TAREA ASIGNADA A » Pasa a una lista JSON de cadenas las líneas del listado que van desde la que contiene "age_vs_mass-xlabel: mass [log10(M/M☉)]" hasta la que contiene "residuals-xtick-label: 0 [430,545,438,560]", ambas incluidas. Pon una cadena por línea y omite las líneas en blanco.

FRAGMENTO SELECCIONADO »

::::::

Sentimientos dispares causa al espectador la historia de esa «singular pareja» que forman, en el teatro Fígaro, Amparo Larrañaga e Iñaki Miramón. Si no hubiera una historia verdadera iras estos dos curiosos y originales ejemplares del género —del género humano, se entiende—, poco o nada habría que objetar al ingenioso diálogo y no menos divertida trama elaborados por Jean Noel Fenwick, autor francés del que. salvo que mi frágil memoria no me juegue una más de sus habituales jugarretas, no conozco obra alguna. En efecto, lo que alienta por detrás del artificio de ¡a escena no es una relación histriónica entre dos científicos de opuesto sexo, a cual más estrafalariamente disparatado. Si eso fuera todo, el espectador asentiría complacido a los enredos de la intriga y a los equívocos del diálogo. Tal vez podría, en su interior, pero muy lejanamente, lamentar la falta de una mayor ambición dramática por parte de un autor que en su derecho está de usar los personajes en la justa medida de sus pretensiones.

::::::

REGISTROS FACILITADOS »
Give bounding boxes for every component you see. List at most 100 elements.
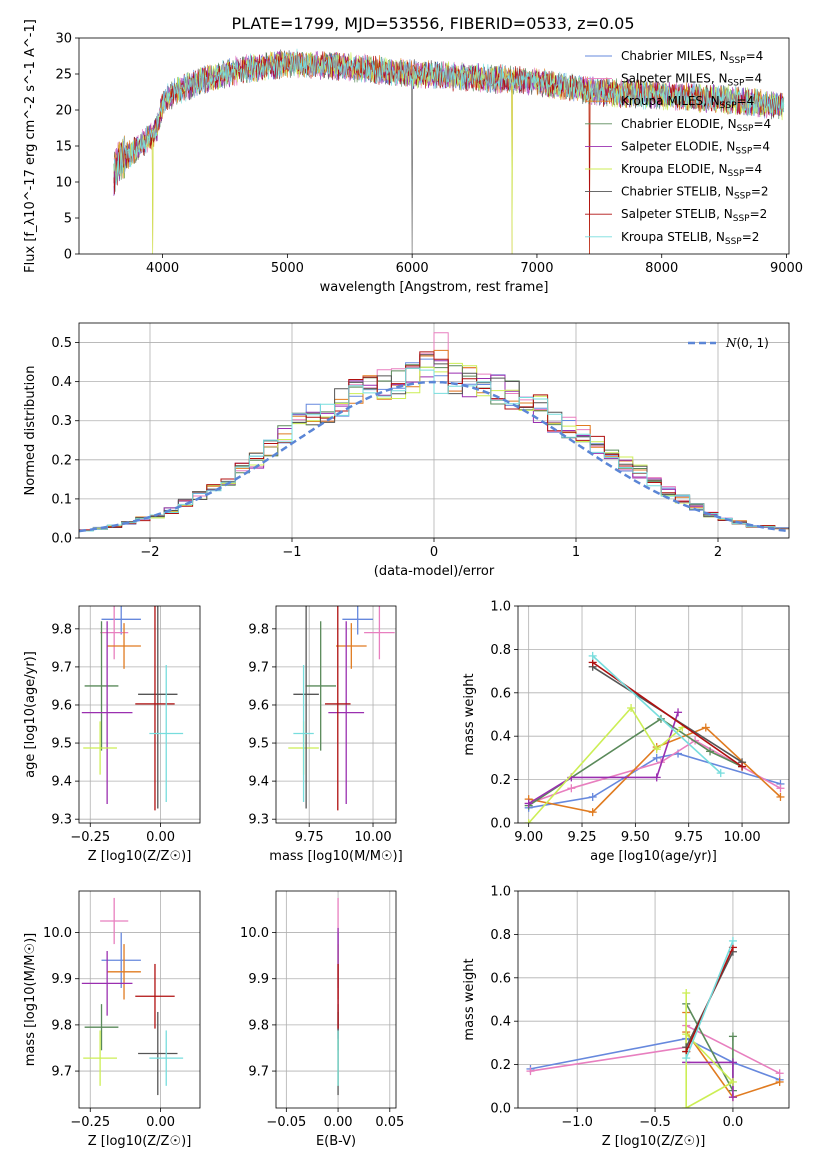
age_vs_mass-xlabel: mass [log10(M/M☉)] [269,849,402,864]
age_vs_mass-point [325,606,351,811]
weight_vs_Z-series-8 [685,940,734,1059]
age_vs_Z-point [135,606,175,811]
mass_vs_Z-plot [81,897,184,1096]
residuals-ytick-label: 0.3 [51,414,72,429]
age_vs_mass-point [336,623,367,669]
legend-entry: Chabrier STELIB, NSSP=2 [621,185,769,202]
mass_vs_Z-point [149,1030,184,1086]
spectrum-ylabel: Flux [f_λ10^-17 erg cm^-2 s^-1 A^-1] [23,19,38,273]
mass_vs_EBV-xtick-label: 0.05 [375,1115,404,1130]
spectrum-xtick-label: 8000 [645,261,678,276]
mass_vs_Z-xtick-label: 0.00 [146,1115,175,1130]
residuals-legend: N(0, 1) [688,336,769,350]
weight_vs_age-ytick-label: 0.2 [490,773,511,788]
residuals-xtick-label: 0 [430,545,438,560]
weight_vs_age-ytick-label: 1.0 [490,600,511,615]
mass_vs_Z-point [107,944,141,1000]
weight_vs_Z-marker [526,1067,535,1076]
legend-entry: N(0, 1) [725,336,769,350]
residuals-axes: −2 −1 0 1 2 0.0 0.1 0.2 0.3 0.4 0.5 (data-model)/er… [23,322,790,579]
legend-entry: Chabrier MILES, NSSP=4 [621,49,763,66]
weight_vs_age-xlabel: age [log10(age/yr)] [590,849,717,864]
age_vs_Z-xlabel: Z [log10(Z/Z☉)] [88,849,192,864]
age_vs_Z-point [138,606,178,809]
age_vs_Z-ytick-label: 9.4 [51,775,72,790]
mass_vs_EBV-xtick-label: −0.05 [266,1115,306,1130]
weight_vs_age-marker [524,799,533,808]
residual-hist-1 [79,332,789,531]
mass_vs_Z-ylabel: mass [log10(M/M☉)] [23,933,38,1066]
residuals-ylabel: Normed distribution [23,366,38,496]
mass_vs_EBV-ytick-label: 9.8 [248,1018,269,1033]
weight_vs_age-marker [776,784,785,793]
age_vs_Z-point [101,606,141,635]
spectrum-xtick-label: 4000 [146,261,179,276]
age_vs_Z-xtick-label: 0.00 [146,830,175,845]
spectrum-plot [113,48,785,254]
weight_vs_age-marker [776,792,785,801]
weight_vs_Z-ytick-label: 0.4 [490,1015,511,1030]
weight_vs_age-series-2 [528,726,782,813]
weight_vs_Z-xlabel: Z [log10(Z/Z☉)] [602,1134,706,1149]
age_vs_Z-ytick-label: 9.7 [51,660,72,675]
weight_vs_Z-ytick-label: 0.2 [490,1058,511,1073]
weight_vs_age-series-4 [528,712,679,805]
age_vs_mass-point [293,606,319,809]
spectrum-ytick-label: 30 [55,32,72,47]
weight_vs_Z-marker [728,1077,737,1086]
weight_vs_Z-marker [775,1077,784,1086]
weight_vs_age-marker [716,769,725,778]
weight_vs_age-frame [517,605,790,824]
mass_vs_Z-point [83,1030,117,1086]
spectrum-xtick-label: 6000 [396,261,429,276]
weight_vs_Z-marker [682,1104,691,1108]
mass_vs_Z-xtick-label: −0.25 [70,1115,110,1130]
weight_vs_age-ytick-label: 0.4 [490,730,511,745]
weight_vs_age-xtick-label: 10.00 [723,830,760,845]
weight_vs_age-series-3 [528,717,743,807]
residuals-ytick-label: 0.1 [51,492,72,507]
spectrum-ytick-label: 15 [55,140,72,155]
weight_vs_age-marker [588,651,597,660]
residuals-xtick-label: −2 [140,545,159,560]
weight_vs_age-marker [652,745,661,754]
spectrum-axes: 4000 5000 6000 7000 8000 9000 0 5 10 15 20 25 30 wave… [23,19,803,295]
legend-entry: Salpeter STELIB, NSSP=2 [621,207,767,224]
residuals-plot [79,332,789,533]
weight_vs_age-series-7 [592,661,743,768]
residuals-ytick-label: 0.4 [51,375,72,390]
residuals-ytick-label: 0.0 [51,532,72,547]
weight_vs_Z-marker [728,936,737,945]
age_vs_mass-frame [275,605,397,824]
weight_vs_age-marker [652,773,661,782]
spectrum-xtick-label: 9000 [770,261,803,276]
mass_vs_Z-point [84,1004,119,1051]
age_vs_Z-xtick-label: −0.25 [70,830,110,845]
weight_vs_age-marker [627,703,636,712]
weight_vs_Z-ytick-label: 1.0 [490,885,511,900]
weight_vs_age-series-8 [592,655,722,774]
age_vs_mass-ytick-label: 9.8 [248,622,269,637]
weight_vs_age-marker [706,747,715,756]
weight_vs_age-plot [524,651,785,823]
age_vs_Z-ytick-label: 9.8 [51,622,72,637]
weight_vs_age-ytick-label: 0.6 [490,686,511,701]
mass_vs_EBV-ytick-label: 10.0 [240,926,269,941]
spectrum-xlabel: wavelength [Angstrom, rest frame] [320,280,549,295]
mass_vs_Z-point [135,963,175,1029]
weight_vs_Z-marker [728,1032,737,1041]
weight_vs_Z-marker [775,1069,784,1078]
age_vs_mass-point [328,621,365,804]
spectrum-ytick-label: 10 [55,176,72,191]
age_vs_Z-ytick-label: 9.5 [51,737,72,752]
residuals-xlabel: (data-model)/error [374,564,495,579]
age_vs_mass-point [342,606,374,635]
spectrum-ytick-label: 5 [64,212,72,227]
weight_vs_Z-plot [526,936,784,1108]
mass_vs_Z-axes: −0.25 0.00 9.7 9.8 9.9 10.0 Z [log10(Z/Z☉)] mas… [23,890,201,1149]
legend-entry: Kroupa ELODIE, NSSP=4 [621,162,762,179]
weight_vs_Z-xtick-label: 0.0 [723,1115,744,1130]
weight_vs_age-series-5 [528,706,683,823]
weight_vs_Z-ytick-label: 0.6 [490,971,511,986]
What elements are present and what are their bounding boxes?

::::::

TAREA ASIGNADA B »
Responde según el fragmento seleccionado:
(i) ¿En qué teatro se representa la obra?
(ii) ¿Qué actores forman la «singular pareja»?
(iii) ¿De qué nacionalidad es el autor de la obra?

RESPUESTA A »
[
  "age_vs_mass-xlabel: mass [log10(M/M☉)] [269,849,402,864]",
  "age_vs_mass-point [325,606,351,811]",
  "weight_vs_Z-series-8 [685,940,734,1059]",
  "age_vs_Z-point [135,606,175,811]",
  "mass_vs_Z-plot [81,897,184,1096]",
  "residuals-ytick-label: 0.3 [51,414,72,429]",
  "age_vs_mass-point [336,623,367,669]",
  "legend-entry: Chabrier STELIB, NSSP=2 [621,185,769,202]",
  "mass_vs_Z-point [149,1030,184,1086]",
  "spectrum-ylabel: Flux [f_λ10^-17 erg cm^-2 s^-1 A^-1] [23,19,38,273]",
  "mass_vs_EBV-xtick-label: 0.05 [375,1115,404,1130]",
  "spectrum-xtick-label: 8000 [645,261,678,276]",
  "mass_vs_Z-xtick-label: 0.00 [146,1115,175,1130]",
  "residuals-legend: N(0, 1) [688,336,769,350]",
  "weight_vs_age-ytick-label: 0.2 [490,773,511,788]",
  "residuals-xtick-label: 0 [430,545,438,560]"
]

RESPUESTA B »
(i) En el teatro Fígaro.
(ii) Amparo Larrañaga e Iñaki Miramón.
(iii) Francesa.